-- begin --
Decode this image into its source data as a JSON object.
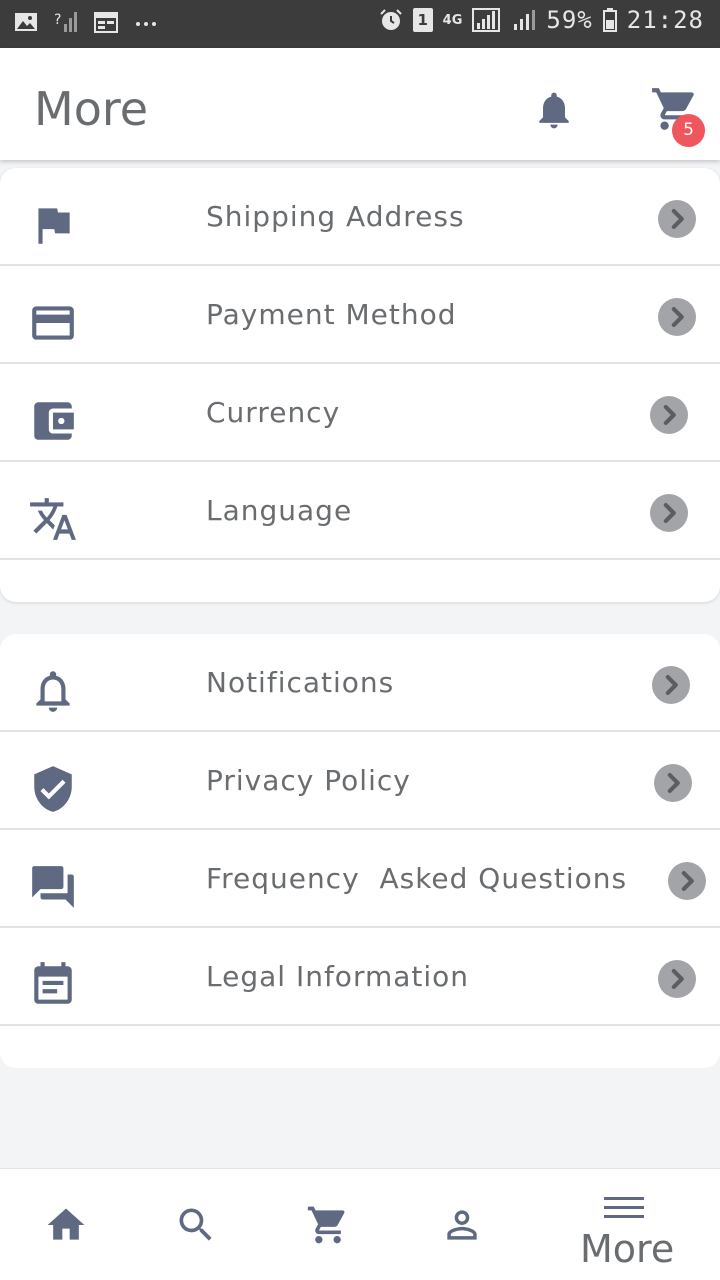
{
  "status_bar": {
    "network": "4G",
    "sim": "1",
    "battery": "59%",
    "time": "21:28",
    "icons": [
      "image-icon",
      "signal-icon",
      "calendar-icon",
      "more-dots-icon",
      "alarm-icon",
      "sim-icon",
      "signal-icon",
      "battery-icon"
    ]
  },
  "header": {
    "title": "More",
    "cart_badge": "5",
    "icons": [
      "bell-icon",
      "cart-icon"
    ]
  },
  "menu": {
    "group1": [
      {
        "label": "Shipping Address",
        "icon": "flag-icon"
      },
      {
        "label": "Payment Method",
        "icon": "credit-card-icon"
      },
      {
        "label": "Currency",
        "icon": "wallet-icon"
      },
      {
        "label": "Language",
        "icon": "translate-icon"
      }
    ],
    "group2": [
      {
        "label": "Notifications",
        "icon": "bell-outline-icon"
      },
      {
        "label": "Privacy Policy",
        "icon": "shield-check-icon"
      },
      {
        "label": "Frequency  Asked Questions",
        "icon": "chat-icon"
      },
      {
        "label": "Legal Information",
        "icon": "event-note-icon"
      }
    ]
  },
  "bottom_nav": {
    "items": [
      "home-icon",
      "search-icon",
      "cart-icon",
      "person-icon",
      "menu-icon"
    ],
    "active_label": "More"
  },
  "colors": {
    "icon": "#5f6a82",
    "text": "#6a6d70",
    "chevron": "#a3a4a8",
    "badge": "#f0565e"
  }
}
-- end --
:: Challenge ::
Restate each line of the records exactly; pictures do not belong in the copy.

:: Full solution ::
Decode this image into its source data as a JSON object.
{
  "status_bar": {
    "network": "4G",
    "sim": "1",
    "battery": "59%",
    "time": "21:28",
    "icons": [
      "image-icon",
      "signal-icon",
      "calendar-icon",
      "more-dots-icon",
      "alarm-icon",
      "sim-icon",
      "signal-icon",
      "battery-icon"
    ]
  },
  "header": {
    "title": "More",
    "cart_badge": "5",
    "icons": [
      "bell-icon",
      "cart-icon"
    ]
  },
  "menu": {
    "group1": [
      {
        "label": "Shipping Address",
        "icon": "flag-icon"
      },
      {
        "label": "Payment Method",
        "icon": "credit-card-icon"
      },
      {
        "label": "Currency",
        "icon": "wallet-icon"
      },
      {
        "label": "Language",
        "icon": "translate-icon"
      }
    ],
    "group2": [
      {
        "label": "Notifications",
        "icon": "bell-outline-icon"
      },
      {
        "label": "Privacy Policy",
        "icon": "shield-check-icon"
      },
      {
        "label": "Frequency  Asked Questions",
        "icon": "chat-icon"
      },
      {
        "label": "Legal Information",
        "icon": "event-note-icon"
      }
    ]
  },
  "bottom_nav": {
    "items": [
      "home-icon",
      "search-icon",
      "cart-icon",
      "person-icon",
      "menu-icon"
    ],
    "active_label": "More"
  },
  "colors": {
    "icon": "#5f6a82",
    "text": "#6a6d70",
    "chevron": "#a3a4a8",
    "badge": "#f0565e"
  }
}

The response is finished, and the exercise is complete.